* Direction
Below is a block of records; return all of them exactly, but without the images.

begin

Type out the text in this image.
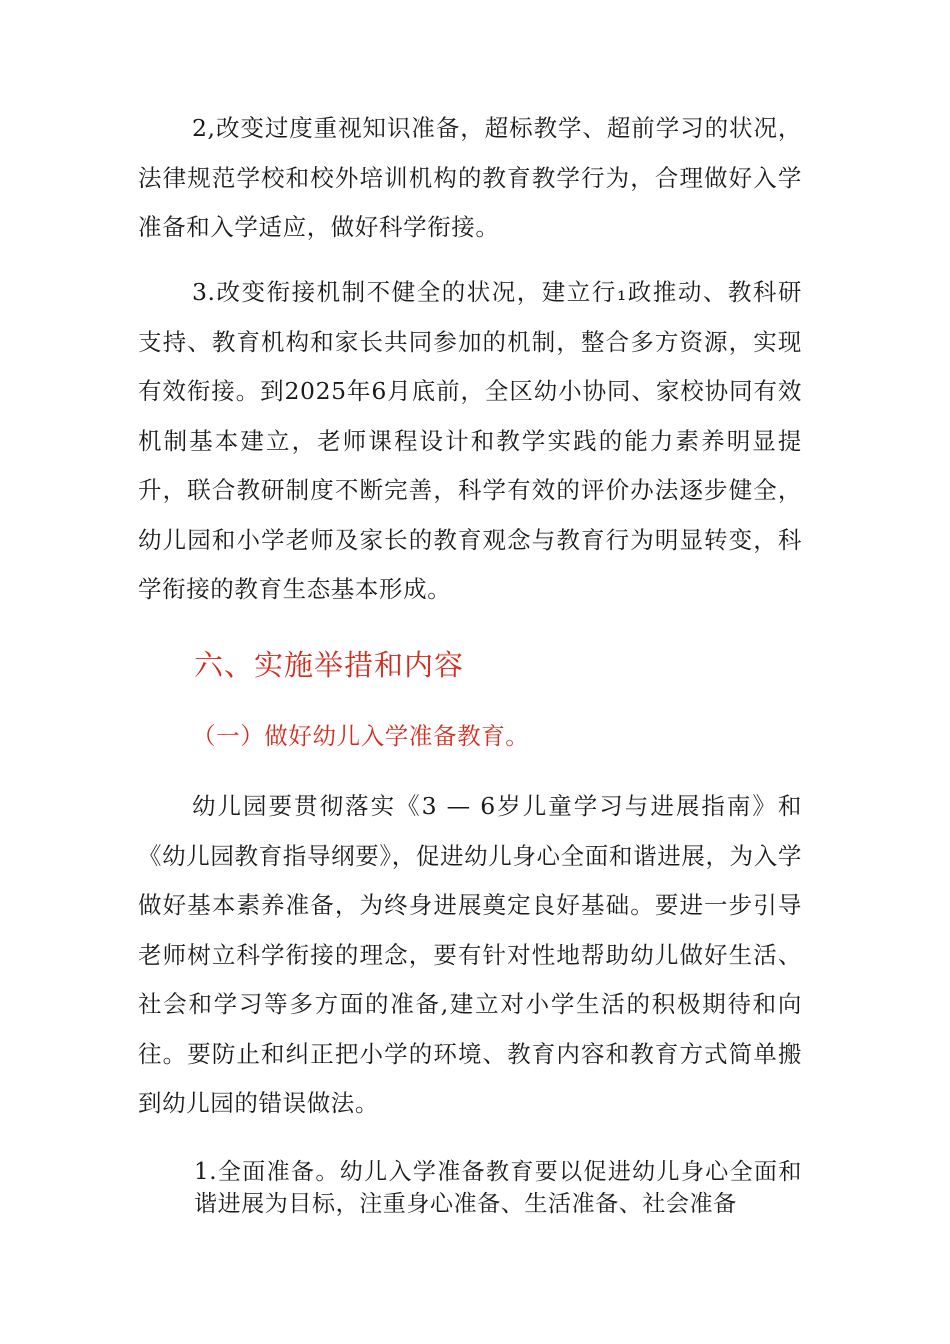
2,改变过度重视知识准备，超标教学、超前学习的状况，法律规范学校和校外培训机构的教育教学行为，合理做好入学准备和入学适应，做好科学衔接。

3.改变衔接机制不健全的状况，建立行₁政推动、教科研支持、教育机构和家长共同参加的机制，整合多方资源，实现有效衔接。到2025年6月底前，全区幼小协同、家校协同有效机制基本建立，老师课程设计和教学实践的能力素养明显提升，联合教研制度不断完善，科学有效的评价办法逐步健全，幼儿园和小学老师及家长的教育观念与教育行为明显转变，科学衔接的教育生态基本形成。

六、实施举措和内容
（一）做好幼儿入学准备教育。

幼儿园要贯彻落实《3 — 6岁儿童学习与进展指南》和《幼儿园教育指导纲要》，促进幼儿身心全面和谐进展，为入学做好基本素养准备，为终身进展奠定良好基础。要进一步引导老师树立科学衔接的理念，要有针对性地帮助幼儿做好生活、社会和学习等多方面的准备,建立对小学生活的积极期待和向往。要防止和纠正把小学的环境、教育内容和教育方式简单搬到幼儿园的错误做法。

1.全面准备。幼儿入学准备教育要以促进幼儿身心全面和谐进展为目标，注重身心准备、生活准备、社会准备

end

* Output
Type out the text in this image.
2,改变过度重视知识准备，超标教学、超前学习的状况，法律规范学校和校外培训机构的教育教学行为，合理做好入学准备和入学适应，做好科学衔接。

3.改变衔接机制不健全的状况，建立行₁政推动、教科研支持、教育机构和家长共同参加的机制，整合多方资源，实现有效衔接。到2025年6月底前，全区幼小协同、家校协同有效机制基本建立，老师课程设计和教学实践的能力素养明显提升，联合教研制度不断完善，科学有效的评价办法逐步健全，幼儿园和小学老师及家长的教育观念与教育行为明显转变，科学衔接的教育生态基本形成。

六、实施举措和内容
（一）做好幼儿入学准备教育。

幼儿园要贯彻落实《3 — 6岁儿童学习与进展指南》和《幼儿园教育指导纲要》，促进幼儿身心全面和谐进展，为入学做好基本素养准备，为终身进展奠定良好基础。要进一步引导老师树立科学衔接的理念，要有针对性地帮助幼儿做好生活、社会和学习等多方面的准备,建立对小学生活的积极期待和向往。要防止和纠正把小学的环境、教育内容和教育方式简单搬到幼儿园的错误做法。

1.全面准备。幼儿入学准备教育要以促进幼儿身心全面和谐进展为目标，注重身心准备、生活准备、社会准备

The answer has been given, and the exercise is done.